_What to do_. Copy out each line below exactly as it appears.

_Source data_.
Begin
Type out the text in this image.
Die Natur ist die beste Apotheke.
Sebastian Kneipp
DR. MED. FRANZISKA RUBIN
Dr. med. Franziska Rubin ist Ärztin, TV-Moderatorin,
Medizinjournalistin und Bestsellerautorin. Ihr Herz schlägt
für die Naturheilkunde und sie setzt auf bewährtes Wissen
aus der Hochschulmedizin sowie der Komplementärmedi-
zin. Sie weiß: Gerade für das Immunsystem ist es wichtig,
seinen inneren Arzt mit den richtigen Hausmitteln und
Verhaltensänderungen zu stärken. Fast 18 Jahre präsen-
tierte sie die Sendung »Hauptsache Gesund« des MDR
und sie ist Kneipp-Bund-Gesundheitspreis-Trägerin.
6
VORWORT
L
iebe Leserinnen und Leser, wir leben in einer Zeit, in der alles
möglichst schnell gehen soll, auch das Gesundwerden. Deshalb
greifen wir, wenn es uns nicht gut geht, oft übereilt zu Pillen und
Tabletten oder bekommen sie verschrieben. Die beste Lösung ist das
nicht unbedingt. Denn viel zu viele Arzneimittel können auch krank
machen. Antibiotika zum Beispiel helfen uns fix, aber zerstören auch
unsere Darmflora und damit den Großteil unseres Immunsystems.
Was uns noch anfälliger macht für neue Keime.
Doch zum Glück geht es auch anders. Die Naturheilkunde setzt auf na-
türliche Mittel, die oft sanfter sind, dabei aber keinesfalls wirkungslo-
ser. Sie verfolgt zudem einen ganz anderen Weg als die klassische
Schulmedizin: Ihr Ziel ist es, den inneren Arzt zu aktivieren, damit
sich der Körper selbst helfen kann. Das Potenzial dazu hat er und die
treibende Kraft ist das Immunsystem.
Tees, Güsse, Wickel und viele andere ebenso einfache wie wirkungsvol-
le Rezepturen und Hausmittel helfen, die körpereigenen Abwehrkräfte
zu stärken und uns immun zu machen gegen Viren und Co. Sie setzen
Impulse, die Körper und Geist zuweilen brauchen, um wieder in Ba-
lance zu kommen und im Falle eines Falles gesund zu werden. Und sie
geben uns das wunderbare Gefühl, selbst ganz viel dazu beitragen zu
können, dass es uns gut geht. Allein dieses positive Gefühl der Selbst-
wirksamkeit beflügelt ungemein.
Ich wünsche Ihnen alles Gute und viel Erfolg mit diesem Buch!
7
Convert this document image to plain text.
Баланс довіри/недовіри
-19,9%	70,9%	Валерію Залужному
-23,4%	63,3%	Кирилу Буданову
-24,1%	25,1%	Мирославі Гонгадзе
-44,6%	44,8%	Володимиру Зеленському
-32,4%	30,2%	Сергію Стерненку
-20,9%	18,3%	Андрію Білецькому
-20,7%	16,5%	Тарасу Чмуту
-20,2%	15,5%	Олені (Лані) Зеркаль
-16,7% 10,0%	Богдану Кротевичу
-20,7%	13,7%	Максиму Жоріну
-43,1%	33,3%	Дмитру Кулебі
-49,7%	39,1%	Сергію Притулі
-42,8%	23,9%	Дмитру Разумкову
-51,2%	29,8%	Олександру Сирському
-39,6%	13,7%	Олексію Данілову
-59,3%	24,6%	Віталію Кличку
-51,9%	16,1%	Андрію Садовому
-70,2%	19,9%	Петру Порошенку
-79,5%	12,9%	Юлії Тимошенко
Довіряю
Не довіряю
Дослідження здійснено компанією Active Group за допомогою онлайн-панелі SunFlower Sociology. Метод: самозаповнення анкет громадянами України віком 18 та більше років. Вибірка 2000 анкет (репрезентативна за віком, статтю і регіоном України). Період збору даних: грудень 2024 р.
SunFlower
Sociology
End
_Written answer_.
Type out the text in this image.
Die Natur ist die beste Apotheke.
Sebastian Kneipp
DR. MED. FRANZISKA RUBIN
Dr. med. Franziska Rubin ist Ärztin, TV-Moderatorin,
Medizinjournalistin und Bestsellerautorin. Ihr Herz schlägt
für die Naturheilkunde und sie setzt auf bewährtes Wissen
aus der Hochschulmedizin sowie der Komplementärmedi-
zin. Sie weiß: Gerade für das Immunsystem ist es wichtig,
seinen inneren Arzt mit den richtigen Hausmitteln und
Verhaltensänderungen zu stärken. Fast 18 Jahre präsen-
tierte sie die Sendung »Hauptsache Gesund« des MDR
und sie ist Kneipp-Bund-Gesundheitspreis-Trägerin.
6
VORWORT
L
iebe Leserinnen und Leser, wir leben in einer Zeit, in der alles
möglichst schnell gehen soll, auch das Gesundwerden. Deshalb
greifen wir, wenn es uns nicht gut geht, oft übereilt zu Pillen und
Tabletten oder bekommen sie verschrieben. Die beste Lösung ist das
nicht unbedingt. Denn viel zu viele Arzneimittel können auch krank
machen. Antibiotika zum Beispiel helfen uns fix, aber zerstören auch
unsere Darmflora und damit den Großteil unseres Immunsystems.
Was uns noch anfälliger macht für neue Keime.
Doch zum Glück geht es auch anders. Die Naturheilkunde setzt auf na-
türliche Mittel, die oft sanfter sind, dabei aber keinesfalls wirkungslo-
ser. Sie verfolgt zudem einen ganz anderen Weg als die klassische
Schulmedizin: Ihr Ziel ist es, den inneren Arzt zu aktivieren, damit
sich der Körper selbst helfen kann. Das Potenzial dazu hat er und die
treibende Kraft ist das Immunsystem.
Tees, Güsse, Wickel und viele andere ebenso einfache wie wirkungsvol-
le Rezepturen und Hausmittel helfen, die körpereigenen Abwehrkräfte
zu stärken und uns immun zu machen gegen Viren und Co. Sie setzen
Impulse, die Körper und Geist zuweilen brauchen, um wieder in Ba-
lance zu kommen und im Falle eines Falles gesund zu werden. Und sie
geben uns das wunderbare Gefühl, selbst ganz viel dazu beitragen zu
können, dass es uns gut geht. Allein dieses positive Gefühl der Selbst-
wirksamkeit beflügelt ungemein.
Ich wünsche Ihnen alles Gute und viel Erfolg mit diesem Buch!
7
Convert this document image to plain text.
Баланс довіри/недовіри
-19,9%	70,9%	Валерію Залужному
-23,4%	63,3%	Кирилу Буданову
-24,1%	25,1%	Мирославі Гонгадзе
-44,6%	44,8%	Володимиру Зеленському
-32,4%	30,2%	Сергію Стерненку
-20,9%	18,3%	Андрію Білецькому
-20,7%	16,5%	Тарасу Чмуту
-20,2%	15,5%	Олені (Лані) Зеркаль
-16,7% 10,0%	Богдану Кротевичу
-20,7%	13,7%	Максиму Жоріну
-43,1%	33,3%	Дмитру Кулебі
-49,7%	39,1%	Сергію Притулі
-42,8%	23,9%	Дмитру Разумкову
-51,2%	29,8%	Олександру Сирському
-39,6%	13,7%	Олексію Данілову
-59,3%	24,6%	Віталію Кличку
-51,9%	16,1%	Андрію Садовому
-70,2%	19,9%	Петру Порошенку
-79,5%	12,9%	Юлії Тимошенко
Довіряю
Не довіряю
Дослідження здійснено компанією Active Group за допомогою онлайн-панелі SunFlower Sociology. Метод: самозаповнення анкет громадянами України віком 18 та більше років. Вибірка 2000 анкет (репрезентативна за віком, статтю і регіоном України). Період збору даних: грудень 2024 р.
SunFlower
Sociology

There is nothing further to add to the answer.